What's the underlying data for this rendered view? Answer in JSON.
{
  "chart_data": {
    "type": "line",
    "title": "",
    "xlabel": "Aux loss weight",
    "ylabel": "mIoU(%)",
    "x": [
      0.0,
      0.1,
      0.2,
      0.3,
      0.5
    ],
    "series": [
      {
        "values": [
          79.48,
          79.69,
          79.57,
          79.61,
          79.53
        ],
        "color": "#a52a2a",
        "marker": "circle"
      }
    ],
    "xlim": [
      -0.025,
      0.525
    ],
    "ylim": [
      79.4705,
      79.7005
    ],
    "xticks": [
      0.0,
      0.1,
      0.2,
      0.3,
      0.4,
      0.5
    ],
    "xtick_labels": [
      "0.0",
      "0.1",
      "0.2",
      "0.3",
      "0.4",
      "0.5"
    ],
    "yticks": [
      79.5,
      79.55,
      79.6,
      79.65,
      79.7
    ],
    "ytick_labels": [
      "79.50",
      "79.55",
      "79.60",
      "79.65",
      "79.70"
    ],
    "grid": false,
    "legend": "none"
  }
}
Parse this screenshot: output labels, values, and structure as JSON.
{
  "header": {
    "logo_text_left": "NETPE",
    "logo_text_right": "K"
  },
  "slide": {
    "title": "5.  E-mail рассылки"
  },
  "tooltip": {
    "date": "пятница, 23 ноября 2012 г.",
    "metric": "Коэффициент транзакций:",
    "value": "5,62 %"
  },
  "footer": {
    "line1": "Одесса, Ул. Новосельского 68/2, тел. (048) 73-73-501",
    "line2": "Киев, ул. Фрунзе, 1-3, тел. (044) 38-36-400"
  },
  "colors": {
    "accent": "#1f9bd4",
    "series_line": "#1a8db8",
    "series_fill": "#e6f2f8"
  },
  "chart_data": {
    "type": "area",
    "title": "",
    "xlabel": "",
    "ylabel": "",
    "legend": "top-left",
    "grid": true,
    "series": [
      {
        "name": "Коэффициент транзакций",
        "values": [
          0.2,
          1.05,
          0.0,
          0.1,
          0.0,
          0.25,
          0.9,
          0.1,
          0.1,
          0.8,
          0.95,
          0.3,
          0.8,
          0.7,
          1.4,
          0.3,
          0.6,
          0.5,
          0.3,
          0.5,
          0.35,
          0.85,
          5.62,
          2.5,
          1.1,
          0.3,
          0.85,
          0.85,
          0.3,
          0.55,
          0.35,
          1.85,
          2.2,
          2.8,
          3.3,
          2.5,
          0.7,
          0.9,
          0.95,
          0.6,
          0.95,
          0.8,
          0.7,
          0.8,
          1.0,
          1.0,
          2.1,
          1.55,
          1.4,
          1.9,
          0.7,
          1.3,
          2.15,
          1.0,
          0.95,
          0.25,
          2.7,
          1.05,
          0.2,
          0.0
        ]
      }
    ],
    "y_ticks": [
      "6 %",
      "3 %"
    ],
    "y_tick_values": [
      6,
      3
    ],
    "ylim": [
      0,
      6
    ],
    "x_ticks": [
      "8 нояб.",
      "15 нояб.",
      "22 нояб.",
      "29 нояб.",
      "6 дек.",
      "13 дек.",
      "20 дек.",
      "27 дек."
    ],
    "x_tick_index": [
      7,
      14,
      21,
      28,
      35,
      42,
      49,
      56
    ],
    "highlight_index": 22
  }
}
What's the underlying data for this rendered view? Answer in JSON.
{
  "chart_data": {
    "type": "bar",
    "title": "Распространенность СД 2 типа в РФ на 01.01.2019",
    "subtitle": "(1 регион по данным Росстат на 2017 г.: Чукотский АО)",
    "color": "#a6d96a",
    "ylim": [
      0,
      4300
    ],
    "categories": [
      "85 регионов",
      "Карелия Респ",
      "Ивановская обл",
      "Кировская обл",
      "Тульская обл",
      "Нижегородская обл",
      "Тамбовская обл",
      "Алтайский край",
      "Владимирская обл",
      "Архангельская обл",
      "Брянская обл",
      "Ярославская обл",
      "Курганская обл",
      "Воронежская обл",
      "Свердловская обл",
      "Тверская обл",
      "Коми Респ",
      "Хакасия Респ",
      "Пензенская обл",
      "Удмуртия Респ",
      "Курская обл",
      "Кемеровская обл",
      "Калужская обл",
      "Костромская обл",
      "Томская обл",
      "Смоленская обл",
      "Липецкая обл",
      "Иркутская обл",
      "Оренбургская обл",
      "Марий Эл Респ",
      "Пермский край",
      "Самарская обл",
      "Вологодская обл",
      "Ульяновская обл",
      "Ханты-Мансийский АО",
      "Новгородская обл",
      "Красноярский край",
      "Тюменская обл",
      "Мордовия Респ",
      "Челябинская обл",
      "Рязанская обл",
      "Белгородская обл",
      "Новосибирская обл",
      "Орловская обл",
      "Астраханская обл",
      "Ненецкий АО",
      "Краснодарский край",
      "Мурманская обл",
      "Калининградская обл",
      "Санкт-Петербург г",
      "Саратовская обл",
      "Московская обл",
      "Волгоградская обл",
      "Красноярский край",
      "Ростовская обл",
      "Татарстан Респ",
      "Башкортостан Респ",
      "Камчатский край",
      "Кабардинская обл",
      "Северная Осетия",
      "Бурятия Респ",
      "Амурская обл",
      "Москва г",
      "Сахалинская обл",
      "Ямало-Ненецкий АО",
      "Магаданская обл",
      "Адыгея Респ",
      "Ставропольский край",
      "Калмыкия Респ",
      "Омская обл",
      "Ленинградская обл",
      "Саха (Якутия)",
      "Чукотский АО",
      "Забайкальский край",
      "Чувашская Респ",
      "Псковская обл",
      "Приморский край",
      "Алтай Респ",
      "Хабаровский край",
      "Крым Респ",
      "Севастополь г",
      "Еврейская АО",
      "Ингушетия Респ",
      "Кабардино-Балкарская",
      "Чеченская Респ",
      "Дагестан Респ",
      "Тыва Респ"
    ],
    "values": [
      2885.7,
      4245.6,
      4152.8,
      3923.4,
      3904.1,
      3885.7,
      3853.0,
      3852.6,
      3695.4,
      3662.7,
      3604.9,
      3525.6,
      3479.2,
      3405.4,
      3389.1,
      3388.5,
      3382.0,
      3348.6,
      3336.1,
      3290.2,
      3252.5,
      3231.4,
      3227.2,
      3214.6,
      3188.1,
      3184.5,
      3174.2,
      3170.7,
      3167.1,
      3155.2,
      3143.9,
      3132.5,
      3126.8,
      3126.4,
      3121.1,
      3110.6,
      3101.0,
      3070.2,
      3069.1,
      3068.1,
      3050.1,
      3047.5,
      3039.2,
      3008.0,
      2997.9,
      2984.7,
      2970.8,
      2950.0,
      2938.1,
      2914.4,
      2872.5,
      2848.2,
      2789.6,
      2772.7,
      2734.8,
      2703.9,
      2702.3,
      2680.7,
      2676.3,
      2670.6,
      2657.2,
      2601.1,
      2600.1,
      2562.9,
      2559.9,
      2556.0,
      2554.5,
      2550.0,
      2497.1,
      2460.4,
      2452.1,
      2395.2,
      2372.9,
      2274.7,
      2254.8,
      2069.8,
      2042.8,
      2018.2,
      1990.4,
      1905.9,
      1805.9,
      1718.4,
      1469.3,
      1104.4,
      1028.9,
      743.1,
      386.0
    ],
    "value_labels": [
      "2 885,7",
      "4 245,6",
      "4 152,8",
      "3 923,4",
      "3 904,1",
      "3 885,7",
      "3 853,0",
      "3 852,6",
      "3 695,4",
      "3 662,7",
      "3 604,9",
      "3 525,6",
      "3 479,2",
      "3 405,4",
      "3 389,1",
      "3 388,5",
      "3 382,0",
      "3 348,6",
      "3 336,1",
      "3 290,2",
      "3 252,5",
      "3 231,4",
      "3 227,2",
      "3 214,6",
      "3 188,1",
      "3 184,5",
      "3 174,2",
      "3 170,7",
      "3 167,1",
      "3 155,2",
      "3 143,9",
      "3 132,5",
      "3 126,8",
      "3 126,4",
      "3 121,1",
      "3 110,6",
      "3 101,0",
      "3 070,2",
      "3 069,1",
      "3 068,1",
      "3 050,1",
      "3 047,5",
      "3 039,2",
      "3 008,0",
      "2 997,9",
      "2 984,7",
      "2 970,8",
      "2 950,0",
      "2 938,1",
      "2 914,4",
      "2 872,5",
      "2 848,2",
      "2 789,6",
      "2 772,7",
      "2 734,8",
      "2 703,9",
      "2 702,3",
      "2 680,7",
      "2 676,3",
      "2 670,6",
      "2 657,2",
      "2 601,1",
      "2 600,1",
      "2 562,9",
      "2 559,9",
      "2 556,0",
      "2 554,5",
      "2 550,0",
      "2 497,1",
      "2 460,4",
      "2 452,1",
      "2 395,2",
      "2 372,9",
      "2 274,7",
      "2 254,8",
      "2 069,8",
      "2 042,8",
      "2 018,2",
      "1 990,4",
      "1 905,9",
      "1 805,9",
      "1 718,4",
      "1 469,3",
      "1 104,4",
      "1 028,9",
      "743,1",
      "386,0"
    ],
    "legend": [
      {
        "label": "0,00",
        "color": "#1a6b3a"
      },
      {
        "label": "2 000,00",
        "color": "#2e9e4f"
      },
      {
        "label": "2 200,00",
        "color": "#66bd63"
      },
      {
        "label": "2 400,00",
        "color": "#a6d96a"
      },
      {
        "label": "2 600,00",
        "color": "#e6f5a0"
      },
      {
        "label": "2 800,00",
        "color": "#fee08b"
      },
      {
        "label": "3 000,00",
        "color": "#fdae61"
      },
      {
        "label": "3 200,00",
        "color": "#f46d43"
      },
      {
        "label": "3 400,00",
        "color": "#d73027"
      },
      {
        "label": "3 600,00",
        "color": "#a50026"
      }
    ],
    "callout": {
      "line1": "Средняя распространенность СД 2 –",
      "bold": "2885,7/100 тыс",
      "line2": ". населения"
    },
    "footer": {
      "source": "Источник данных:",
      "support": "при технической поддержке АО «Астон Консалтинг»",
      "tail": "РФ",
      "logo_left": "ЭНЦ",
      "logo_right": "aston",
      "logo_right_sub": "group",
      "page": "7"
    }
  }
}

[INSTRUCTION] List each line of the entries that holds the string "край".

[EXERCISE SOLUTION]
      "Алтайский край",
      "Пермский край",
      "Красноярский край",
      "Краснодарский край",
      "Красноярский край",
      "Камчатский край",
      "Ставропольский край",
      "Забайкальский край",
      "Приморский край",
      "Хабаровский край",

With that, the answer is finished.